(Items from a figure collection)
+ + + + + + +

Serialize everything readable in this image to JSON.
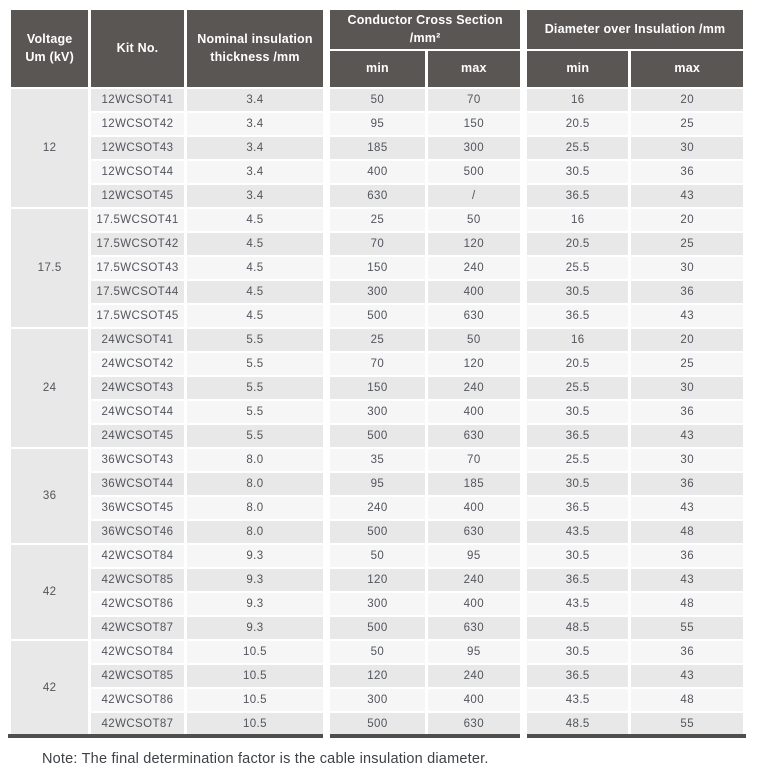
{
  "table": {
    "headers": {
      "voltage": "Voltage\nUm (kV)",
      "kit_no": "Kit No.",
      "thickness": "Nominal insulation\nthickness /mm",
      "conductor_group": "Conductor Cross Section /mm²",
      "diameter_group": "Diameter over Insulation /mm",
      "ccs_min": "min",
      "ccs_max": "max",
      "dia_min": "min",
      "dia_max": "max"
    },
    "groups": [
      {
        "voltage": "12",
        "rows": [
          {
            "kit_no": "12WCSOT41",
            "thickness": "3.4",
            "ccs_min": "50",
            "ccs_max": "70",
            "dia_min": "16",
            "dia_max": "20"
          },
          {
            "kit_no": "12WCSOT42",
            "thickness": "3.4",
            "ccs_min": "95",
            "ccs_max": "150",
            "dia_min": "20.5",
            "dia_max": "25"
          },
          {
            "kit_no": "12WCSOT43",
            "thickness": "3.4",
            "ccs_min": "185",
            "ccs_max": "300",
            "dia_min": "25.5",
            "dia_max": "30"
          },
          {
            "kit_no": "12WCSOT44",
            "thickness": "3.4",
            "ccs_min": "400",
            "ccs_max": "500",
            "dia_min": "30.5",
            "dia_max": "36"
          },
          {
            "kit_no": "12WCSOT45",
            "thickness": "3.4",
            "ccs_min": "630",
            "ccs_max": "/",
            "dia_min": "36.5",
            "dia_max": "43"
          }
        ]
      },
      {
        "voltage": "17.5",
        "rows": [
          {
            "kit_no": "17.5WCSOT41",
            "thickness": "4.5",
            "ccs_min": "25",
            "ccs_max": "50",
            "dia_min": "16",
            "dia_max": "20"
          },
          {
            "kit_no": "17.5WCSOT42",
            "thickness": "4.5",
            "ccs_min": "70",
            "ccs_max": "120",
            "dia_min": "20.5",
            "dia_max": "25"
          },
          {
            "kit_no": "17.5WCSOT43",
            "thickness": "4.5",
            "ccs_min": "150",
            "ccs_max": "240",
            "dia_min": "25.5",
            "dia_max": "30"
          },
          {
            "kit_no": "17.5WCSOT44",
            "thickness": "4.5",
            "ccs_min": "300",
            "ccs_max": "400",
            "dia_min": "30.5",
            "dia_max": "36"
          },
          {
            "kit_no": "17.5WCSOT45",
            "thickness": "4.5",
            "ccs_min": "500",
            "ccs_max": "630",
            "dia_min": "36.5",
            "dia_max": "43"
          }
        ]
      },
      {
        "voltage": "24",
        "rows": [
          {
            "kit_no": "24WCSOT41",
            "thickness": "5.5",
            "ccs_min": "25",
            "ccs_max": "50",
            "dia_min": "16",
            "dia_max": "20"
          },
          {
            "kit_no": "24WCSOT42",
            "thickness": "5.5",
            "ccs_min": "70",
            "ccs_max": "120",
            "dia_min": "20.5",
            "dia_max": "25"
          },
          {
            "kit_no": "24WCSOT43",
            "thickness": "5.5",
            "ccs_min": "150",
            "ccs_max": "240",
            "dia_min": "25.5",
            "dia_max": "30"
          },
          {
            "kit_no": "24WCSOT44",
            "thickness": "5.5",
            "ccs_min": "300",
            "ccs_max": "400",
            "dia_min": "30.5",
            "dia_max": "36"
          },
          {
            "kit_no": "24WCSOT45",
            "thickness": "5.5",
            "ccs_min": "500",
            "ccs_max": "630",
            "dia_min": "36.5",
            "dia_max": "43"
          }
        ]
      },
      {
        "voltage": "36",
        "rows": [
          {
            "kit_no": "36WCSOT43",
            "thickness": "8.0",
            "ccs_min": "35",
            "ccs_max": "70",
            "dia_min": "25.5",
            "dia_max": "30"
          },
          {
            "kit_no": "36WCSOT44",
            "thickness": "8.0",
            "ccs_min": "95",
            "ccs_max": "185",
            "dia_min": "30.5",
            "dia_max": "36"
          },
          {
            "kit_no": "36WCSOT45",
            "thickness": "8.0",
            "ccs_min": "240",
            "ccs_max": "400",
            "dia_min": "36.5",
            "dia_max": "43"
          },
          {
            "kit_no": "36WCSOT46",
            "thickness": "8.0",
            "ccs_min": "500",
            "ccs_max": "630",
            "dia_min": "43.5",
            "dia_max": "48"
          }
        ]
      },
      {
        "voltage": "42",
        "rows": [
          {
            "kit_no": "42WCSOT84",
            "thickness": "9.3",
            "ccs_min": "50",
            "ccs_max": "95",
            "dia_min": "30.5",
            "dia_max": "36"
          },
          {
            "kit_no": "42WCSOT85",
            "thickness": "9.3",
            "ccs_min": "120",
            "ccs_max": "240",
            "dia_min": "36.5",
            "dia_max": "43"
          },
          {
            "kit_no": "42WCSOT86",
            "thickness": "9.3",
            "ccs_min": "300",
            "ccs_max": "400",
            "dia_min": "43.5",
            "dia_max": "48"
          },
          {
            "kit_no": "42WCSOT87",
            "thickness": "9.3",
            "ccs_min": "500",
            "ccs_max": "630",
            "dia_min": "48.5",
            "dia_max": "55"
          }
        ]
      },
      {
        "voltage": "42",
        "rows": [
          {
            "kit_no": "42WCSOT84",
            "thickness": "10.5",
            "ccs_min": "50",
            "ccs_max": "95",
            "dia_min": "30.5",
            "dia_max": "36"
          },
          {
            "kit_no": "42WCSOT85",
            "thickness": "10.5",
            "ccs_min": "120",
            "ccs_max": "240",
            "dia_min": "36.5",
            "dia_max": "43"
          },
          {
            "kit_no": "42WCSOT86",
            "thickness": "10.5",
            "ccs_min": "300",
            "ccs_max": "400",
            "dia_min": "43.5",
            "dia_max": "48"
          },
          {
            "kit_no": "42WCSOT87",
            "thickness": "10.5",
            "ccs_min": "500",
            "ccs_max": "630",
            "dia_min": "48.5",
            "dia_max": "55"
          }
        ]
      }
    ]
  },
  "note": "Note: The final determination factor is the cable insulation diameter.",
  "colors": {
    "header_bg": "#5a5653",
    "row_dark": "#e9e8e8",
    "row_light": "#f7f6f6",
    "bottom_rule": "#504d4a"
  }
}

+ + + + + + +

● **Task to complete**
Quote every entry exactly, with the pictures omitted.

● **The output**
Serialize everything readable in this image to JSON.
{
  "table": {
    "headers": {
      "voltage": "Voltage\nUm (kV)",
      "kit_no": "Kit No.",
      "thickness": "Nominal insulation\nthickness /mm",
      "conductor_group": "Conductor Cross Section /mm²",
      "diameter_group": "Diameter over Insulation /mm",
      "ccs_min": "min",
      "ccs_max": "max",
      "dia_min": "min",
      "dia_max": "max"
    },
    "groups": [
      {
        "voltage": "12",
        "rows": [
          {
            "kit_no": "12WCSOT41",
            "thickness": "3.4",
            "ccs_min": "50",
            "ccs_max": "70",
            "dia_min": "16",
            "dia_max": "20"
          },
          {
            "kit_no": "12WCSOT42",
            "thickness": "3.4",
            "ccs_min": "95",
            "ccs_max": "150",
            "dia_min": "20.5",
            "dia_max": "25"
          },
          {
            "kit_no": "12WCSOT43",
            "thickness": "3.4",
            "ccs_min": "185",
            "ccs_max": "300",
            "dia_min": "25.5",
            "dia_max": "30"
          },
          {
            "kit_no": "12WCSOT44",
            "thickness": "3.4",
            "ccs_min": "400",
            "ccs_max": "500",
            "dia_min": "30.5",
            "dia_max": "36"
          },
          {
            "kit_no": "12WCSOT45",
            "thickness": "3.4",
            "ccs_min": "630",
            "ccs_max": "/",
            "dia_min": "36.5",
            "dia_max": "43"
          }
        ]
      },
      {
        "voltage": "17.5",
        "rows": [
          {
            "kit_no": "17.5WCSOT41",
            "thickness": "4.5",
            "ccs_min": "25",
            "ccs_max": "50",
            "dia_min": "16",
            "dia_max": "20"
          },
          {
            "kit_no": "17.5WCSOT42",
            "thickness": "4.5",
            "ccs_min": "70",
            "ccs_max": "120",
            "dia_min": "20.5",
            "dia_max": "25"
          },
          {
            "kit_no": "17.5WCSOT43",
            "thickness": "4.5",
            "ccs_min": "150",
            "ccs_max": "240",
            "dia_min": "25.5",
            "dia_max": "30"
          },
          {
            "kit_no": "17.5WCSOT44",
            "thickness": "4.5",
            "ccs_min": "300",
            "ccs_max": "400",
            "dia_min": "30.5",
            "dia_max": "36"
          },
          {
            "kit_no": "17.5WCSOT45",
            "thickness": "4.5",
            "ccs_min": "500",
            "ccs_max": "630",
            "dia_min": "36.5",
            "dia_max": "43"
          }
        ]
      },
      {
        "voltage": "24",
        "rows": [
          {
            "kit_no": "24WCSOT41",
            "thickness": "5.5",
            "ccs_min": "25",
            "ccs_max": "50",
            "dia_min": "16",
            "dia_max": "20"
          },
          {
            "kit_no": "24WCSOT42",
            "thickness": "5.5",
            "ccs_min": "70",
            "ccs_max": "120",
            "dia_min": "20.5",
            "dia_max": "25"
          },
          {
            "kit_no": "24WCSOT43",
            "thickness": "5.5",
            "ccs_min": "150",
            "ccs_max": "240",
            "dia_min": "25.5",
            "dia_max": "30"
          },
          {
            "kit_no": "24WCSOT44",
            "thickness": "5.5",
            "ccs_min": "300",
            "ccs_max": "400",
            "dia_min": "30.5",
            "dia_max": "36"
          },
          {
            "kit_no": "24WCSOT45",
            "thickness": "5.5",
            "ccs_min": "500",
            "ccs_max": "630",
            "dia_min": "36.5",
            "dia_max": "43"
          }
        ]
      },
      {
        "voltage": "36",
        "rows": [
          {
            "kit_no": "36WCSOT43",
            "thickness": "8.0",
            "ccs_min": "35",
            "ccs_max": "70",
            "dia_min": "25.5",
            "dia_max": "30"
          },
          {
            "kit_no": "36WCSOT44",
            "thickness": "8.0",
            "ccs_min": "95",
            "ccs_max": "185",
            "dia_min": "30.5",
            "dia_max": "36"
          },
          {
            "kit_no": "36WCSOT45",
            "thickness": "8.0",
            "ccs_min": "240",
            "ccs_max": "400",
            "dia_min": "36.5",
            "dia_max": "43"
          },
          {
            "kit_no": "36WCSOT46",
            "thickness": "8.0",
            "ccs_min": "500",
            "ccs_max": "630",
            "dia_min": "43.5",
            "dia_max": "48"
          }
        ]
      },
      {
        "voltage": "42",
        "rows": [
          {
            "kit_no": "42WCSOT84",
            "thickness": "9.3",
            "ccs_min": "50",
            "ccs_max": "95",
            "dia_min": "30.5",
            "dia_max": "36"
          },
          {
            "kit_no": "42WCSOT85",
            "thickness": "9.3",
            "ccs_min": "120",
            "ccs_max": "240",
            "dia_min": "36.5",
            "dia_max": "43"
          },
          {
            "kit_no": "42WCSOT86",
            "thickness": "9.3",
            "ccs_min": "300",
            "ccs_max": "400",
            "dia_min": "43.5",
            "dia_max": "48"
          },
          {
            "kit_no": "42WCSOT87",
            "thickness": "9.3",
            "ccs_min": "500",
            "ccs_max": "630",
            "dia_min": "48.5",
            "dia_max": "55"
          }
        ]
      },
      {
        "voltage": "42",
        "rows": [
          {
            "kit_no": "42WCSOT84",
            "thickness": "10.5",
            "ccs_min": "50",
            "ccs_max": "95",
            "dia_min": "30.5",
            "dia_max": "36"
          },
          {
            "kit_no": "42WCSOT85",
            "thickness": "10.5",
            "ccs_min": "120",
            "ccs_max": "240",
            "dia_min": "36.5",
            "dia_max": "43"
          },
          {
            "kit_no": "42WCSOT86",
            "thickness": "10.5",
            "ccs_min": "300",
            "ccs_max": "400",
            "dia_min": "43.5",
            "dia_max": "48"
          },
          {
            "kit_no": "42WCSOT87",
            "thickness": "10.5",
            "ccs_min": "500",
            "ccs_max": "630",
            "dia_min": "48.5",
            "dia_max": "55"
          }
        ]
      }
    ]
  },
  "note": "Note: The final determination factor is the cable insulation diameter.",
  "colors": {
    "header_bg": "#5a5653",
    "row_dark": "#e9e8e8",
    "row_light": "#f7f6f6",
    "bottom_rule": "#504d4a"
  }
}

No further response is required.